[Stored items]
■ ■ ■ ■ ■

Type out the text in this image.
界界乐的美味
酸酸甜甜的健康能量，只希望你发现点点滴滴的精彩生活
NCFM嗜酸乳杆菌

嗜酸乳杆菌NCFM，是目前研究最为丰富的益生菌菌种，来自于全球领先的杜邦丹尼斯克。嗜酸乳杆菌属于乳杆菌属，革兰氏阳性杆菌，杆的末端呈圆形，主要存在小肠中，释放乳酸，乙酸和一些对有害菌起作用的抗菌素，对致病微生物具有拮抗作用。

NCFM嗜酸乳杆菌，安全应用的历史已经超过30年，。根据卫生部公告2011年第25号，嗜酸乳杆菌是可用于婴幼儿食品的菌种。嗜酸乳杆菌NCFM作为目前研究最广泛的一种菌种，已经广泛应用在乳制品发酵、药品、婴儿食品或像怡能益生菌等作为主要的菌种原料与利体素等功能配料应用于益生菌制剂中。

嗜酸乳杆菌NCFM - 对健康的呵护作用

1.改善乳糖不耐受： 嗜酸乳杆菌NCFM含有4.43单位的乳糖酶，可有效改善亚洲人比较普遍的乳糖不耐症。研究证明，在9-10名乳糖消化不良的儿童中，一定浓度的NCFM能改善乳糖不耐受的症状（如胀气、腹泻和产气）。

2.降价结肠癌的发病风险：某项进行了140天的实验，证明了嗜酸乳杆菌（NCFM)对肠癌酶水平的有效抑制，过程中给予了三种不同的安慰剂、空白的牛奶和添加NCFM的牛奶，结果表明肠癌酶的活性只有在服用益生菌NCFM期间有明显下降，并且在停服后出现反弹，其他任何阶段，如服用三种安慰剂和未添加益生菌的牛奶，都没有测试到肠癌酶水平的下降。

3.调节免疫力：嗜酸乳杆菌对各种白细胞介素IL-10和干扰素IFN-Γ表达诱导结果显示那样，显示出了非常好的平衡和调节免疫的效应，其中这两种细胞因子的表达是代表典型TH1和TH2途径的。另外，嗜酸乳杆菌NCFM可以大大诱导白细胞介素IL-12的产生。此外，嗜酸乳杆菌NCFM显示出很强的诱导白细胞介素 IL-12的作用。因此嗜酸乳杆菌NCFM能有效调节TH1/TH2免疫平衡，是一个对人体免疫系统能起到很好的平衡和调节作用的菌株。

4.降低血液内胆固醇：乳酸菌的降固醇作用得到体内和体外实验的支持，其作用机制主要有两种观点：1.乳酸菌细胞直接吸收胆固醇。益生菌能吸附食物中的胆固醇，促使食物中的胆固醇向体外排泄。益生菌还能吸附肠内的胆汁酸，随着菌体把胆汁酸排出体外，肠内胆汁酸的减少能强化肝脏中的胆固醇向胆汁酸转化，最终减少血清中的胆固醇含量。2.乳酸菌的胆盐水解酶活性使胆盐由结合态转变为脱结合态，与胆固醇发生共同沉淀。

■ ■ ■ ■ ■

(Task description) Give back the whole listing, word for word.

(Exercise output)
Type out the text in this image.
界界乐的美味
酸酸甜甜的健康能量，只希望你发现点点滴滴的精彩生活
NCFM嗜酸乳杆菌

嗜酸乳杆菌NCFM，是目前研究最为丰富的益生菌菌种，来自于全球领先的杜邦丹尼斯克。嗜酸乳杆菌属于乳杆菌属，革兰氏阳性杆菌，杆的末端呈圆形，主要存在小肠中，释放乳酸，乙酸和一些对有害菌起作用的抗菌素，对致病微生物具有拮抗作用。

NCFM嗜酸乳杆菌，安全应用的历史已经超过30年，。根据卫生部公告2011年第25号，嗜酸乳杆菌是可用于婴幼儿食品的菌种。嗜酸乳杆菌NCFM作为目前研究最广泛的一种菌种，已经广泛应用在乳制品发酵、药品、婴儿食品或像怡能益生菌等作为主要的菌种原料与利体素等功能配料应用于益生菌制剂中。

嗜酸乳杆菌NCFM - 对健康的呵护作用

1.改善乳糖不耐受： 嗜酸乳杆菌NCFM含有4.43单位的乳糖酶，可有效改善亚洲人比较普遍的乳糖不耐症。研究证明，在9-10名乳糖消化不良的儿童中，一定浓度的NCFM能改善乳糖不耐受的症状（如胀气、腹泻和产气）。

2.降价结肠癌的发病风险：某项进行了140天的实验，证明了嗜酸乳杆菌（NCFM)对肠癌酶水平的有效抑制，过程中给予了三种不同的安慰剂、空白的牛奶和添加NCFM的牛奶，结果表明肠癌酶的活性只有在服用益生菌NCFM期间有明显下降，并且在停服后出现反弹，其他任何阶段，如服用三种安慰剂和未添加益生菌的牛奶，都没有测试到肠癌酶水平的下降。

3.调节免疫力：嗜酸乳杆菌对各种白细胞介素IL-10和干扰素IFN-Γ表达诱导结果显示那样，显示出了非常好的平衡和调节免疫的效应，其中这两种细胞因子的表达是代表典型TH1和TH2途径的。另外，嗜酸乳杆菌NCFM可以大大诱导白细胞介素IL-12的产生。此外，嗜酸乳杆菌NCFM显示出很强的诱导白细胞介素 IL-12的作用。因此嗜酸乳杆菌NCFM能有效调节TH1/TH2免疫平衡，是一个对人体免疫系统能起到很好的平衡和调节作用的菌株。

4.降低血液内胆固醇：乳酸菌的降固醇作用得到体内和体外实验的支持，其作用机制主要有两种观点：1.乳酸菌细胞直接吸收胆固醇。益生菌能吸附食物中的胆固醇，促使食物中的胆固醇向体外排泄。益生菌还能吸附肠内的胆汁酸，随着菌体把胆汁酸排出体外，肠内胆汁酸的减少能强化肝脏中的胆固醇向胆汁酸转化，最终减少血清中的胆固醇含量。2.乳酸菌的胆盐水解酶活性使胆盐由结合态转变为脱结合态，与胆固醇发生共同沉淀。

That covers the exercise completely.